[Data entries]
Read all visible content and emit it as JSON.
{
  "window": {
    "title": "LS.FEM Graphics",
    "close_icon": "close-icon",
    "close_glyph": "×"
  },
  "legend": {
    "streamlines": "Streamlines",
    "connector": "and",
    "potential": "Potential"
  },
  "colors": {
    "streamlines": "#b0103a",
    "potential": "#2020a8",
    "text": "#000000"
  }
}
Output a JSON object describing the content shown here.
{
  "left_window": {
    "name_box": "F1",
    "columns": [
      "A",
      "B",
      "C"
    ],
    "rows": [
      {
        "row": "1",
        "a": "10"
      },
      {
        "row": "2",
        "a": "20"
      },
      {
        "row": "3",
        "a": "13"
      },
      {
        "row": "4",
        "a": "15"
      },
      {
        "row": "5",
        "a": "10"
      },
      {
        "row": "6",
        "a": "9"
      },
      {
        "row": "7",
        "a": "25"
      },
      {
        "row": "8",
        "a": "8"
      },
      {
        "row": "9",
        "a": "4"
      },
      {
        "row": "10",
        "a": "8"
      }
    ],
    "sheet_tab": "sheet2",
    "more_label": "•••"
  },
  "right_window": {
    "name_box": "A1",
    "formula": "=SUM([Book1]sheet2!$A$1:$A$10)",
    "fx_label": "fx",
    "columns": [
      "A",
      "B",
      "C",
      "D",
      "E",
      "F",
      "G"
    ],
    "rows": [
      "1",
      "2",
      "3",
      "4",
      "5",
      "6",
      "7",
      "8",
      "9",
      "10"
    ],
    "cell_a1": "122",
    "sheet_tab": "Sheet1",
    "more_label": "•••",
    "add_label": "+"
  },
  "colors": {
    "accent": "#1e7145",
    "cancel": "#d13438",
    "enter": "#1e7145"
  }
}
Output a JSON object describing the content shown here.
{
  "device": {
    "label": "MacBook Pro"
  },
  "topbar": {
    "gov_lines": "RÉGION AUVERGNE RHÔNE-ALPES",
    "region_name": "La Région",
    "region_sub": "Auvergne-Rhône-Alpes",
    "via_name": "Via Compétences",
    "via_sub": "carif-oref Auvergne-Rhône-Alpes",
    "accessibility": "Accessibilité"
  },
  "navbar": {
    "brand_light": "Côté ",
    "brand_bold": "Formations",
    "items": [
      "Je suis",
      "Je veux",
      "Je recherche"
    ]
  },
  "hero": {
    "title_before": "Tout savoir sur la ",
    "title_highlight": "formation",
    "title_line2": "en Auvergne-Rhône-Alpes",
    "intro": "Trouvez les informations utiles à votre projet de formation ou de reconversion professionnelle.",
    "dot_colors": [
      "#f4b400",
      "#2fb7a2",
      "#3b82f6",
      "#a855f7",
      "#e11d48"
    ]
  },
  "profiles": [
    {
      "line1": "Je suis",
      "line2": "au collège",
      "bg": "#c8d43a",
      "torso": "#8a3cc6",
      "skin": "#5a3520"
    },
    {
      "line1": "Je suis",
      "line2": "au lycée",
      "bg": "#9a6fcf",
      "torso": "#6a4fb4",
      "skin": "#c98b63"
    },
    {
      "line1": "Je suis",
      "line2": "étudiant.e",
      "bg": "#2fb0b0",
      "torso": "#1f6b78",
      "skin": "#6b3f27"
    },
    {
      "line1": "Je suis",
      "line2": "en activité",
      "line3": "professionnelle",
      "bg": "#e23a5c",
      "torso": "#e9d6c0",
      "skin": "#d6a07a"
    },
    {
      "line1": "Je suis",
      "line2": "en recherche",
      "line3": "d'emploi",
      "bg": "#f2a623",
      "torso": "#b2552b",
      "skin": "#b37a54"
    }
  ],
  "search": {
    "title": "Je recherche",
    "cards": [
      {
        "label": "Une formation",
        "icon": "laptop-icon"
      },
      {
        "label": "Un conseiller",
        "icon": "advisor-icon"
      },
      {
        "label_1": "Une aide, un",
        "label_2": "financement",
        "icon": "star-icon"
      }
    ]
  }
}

▶ _PROBLEM STATEMENT_
Your task is to return the full listing exactly as it was given.

▶ _EXERCISE OUTPUT_
Read all visible content and emit it as JSON.
{
  "window": {
    "title": "LS.FEM Graphics",
    "close_icon": "close-icon",
    "close_glyph": "×"
  },
  "legend": {
    "streamlines": "Streamlines",
    "connector": "and",
    "potential": "Potential"
  },
  "colors": {
    "streamlines": "#b0103a",
    "potential": "#2020a8",
    "text": "#000000"
  }
}
Output a JSON object describing the content shown here.
{
  "left_window": {
    "name_box": "F1",
    "columns": [
      "A",
      "B",
      "C"
    ],
    "rows": [
      {
        "row": "1",
        "a": "10"
      },
      {
        "row": "2",
        "a": "20"
      },
      {
        "row": "3",
        "a": "13"
      },
      {
        "row": "4",
        "a": "15"
      },
      {
        "row": "5",
        "a": "10"
      },
      {
        "row": "6",
        "a": "9"
      },
      {
        "row": "7",
        "a": "25"
      },
      {
        "row": "8",
        "a": "8"
      },
      {
        "row": "9",
        "a": "4"
      },
      {
        "row": "10",
        "a": "8"
      }
    ],
    "sheet_tab": "sheet2",
    "more_label": "•••"
  },
  "right_window": {
    "name_box": "A1",
    "formula": "=SUM([Book1]sheet2!$A$1:$A$10)",
    "fx_label": "fx",
    "columns": [
      "A",
      "B",
      "C",
      "D",
      "E",
      "F",
      "G"
    ],
    "rows": [
      "1",
      "2",
      "3",
      "4",
      "5",
      "6",
      "7",
      "8",
      "9",
      "10"
    ],
    "cell_a1": "122",
    "sheet_tab": "Sheet1",
    "more_label": "•••",
    "add_label": "+"
  },
  "colors": {
    "accent": "#1e7145",
    "cancel": "#d13438",
    "enter": "#1e7145"
  }
}
Output a JSON object describing the content shown here.
{
  "device": {
    "label": "MacBook Pro"
  },
  "topbar": {
    "gov_lines": "RÉGION AUVERGNE RHÔNE-ALPES",
    "region_name": "La Région",
    "region_sub": "Auvergne-Rhône-Alpes",
    "via_name": "Via Compétences",
    "via_sub": "carif-oref Auvergne-Rhône-Alpes",
    "accessibility": "Accessibilité"
  },
  "navbar": {
    "brand_light": "Côté ",
    "brand_bold": "Formations",
    "items": [
      "Je suis",
      "Je veux",
      "Je recherche"
    ]
  },
  "hero": {
    "title_before": "Tout savoir sur la ",
    "title_highlight": "formation",
    "title_line2": "en Auvergne-Rhône-Alpes",
    "intro": "Trouvez les informations utiles à votre projet de formation ou de reconversion professionnelle.",
    "dot_colors": [
      "#f4b400",
      "#2fb7a2",
      "#3b82f6",
      "#a855f7",
      "#e11d48"
    ]
  },
  "profiles": [
    {
      "line1": "Je suis",
      "line2": "au collège",
      "bg": "#c8d43a",
      "torso": "#8a3cc6",
      "skin": "#5a3520"
    },
    {
      "line1": "Je suis",
      "line2": "au lycée",
      "bg": "#9a6fcf",
      "torso": "#6a4fb4",
      "skin": "#c98b63"
    },
    {
      "line1": "Je suis",
      "line2": "étudiant.e",
      "bg": "#2fb0b0",
      "torso": "#1f6b78",
      "skin": "#6b3f27"
    },
    {
      "line1": "Je suis",
      "line2": "en activité",
      "line3": "professionnelle",
      "bg": "#e23a5c",
      "torso": "#e9d6c0",
      "skin": "#d6a07a"
    },
    {
      "line1": "Je suis",
      "line2": "en recherche",
      "line3": "d'emploi",
      "bg": "#f2a623",
      "torso": "#b2552b",
      "skin": "#b37a54"
    }
  ],
  "search": {
    "title": "Je recherche",
    "cards": [
      {
        "label": "Une formation",
        "icon": "laptop-icon"
      },
      {
        "label": "Un conseiller",
        "icon": "advisor-icon"
      },
      {
        "label_1": "Une aide, un",
        "label_2": "financement",
        "icon": "star-icon"
      }
    ]
  }
}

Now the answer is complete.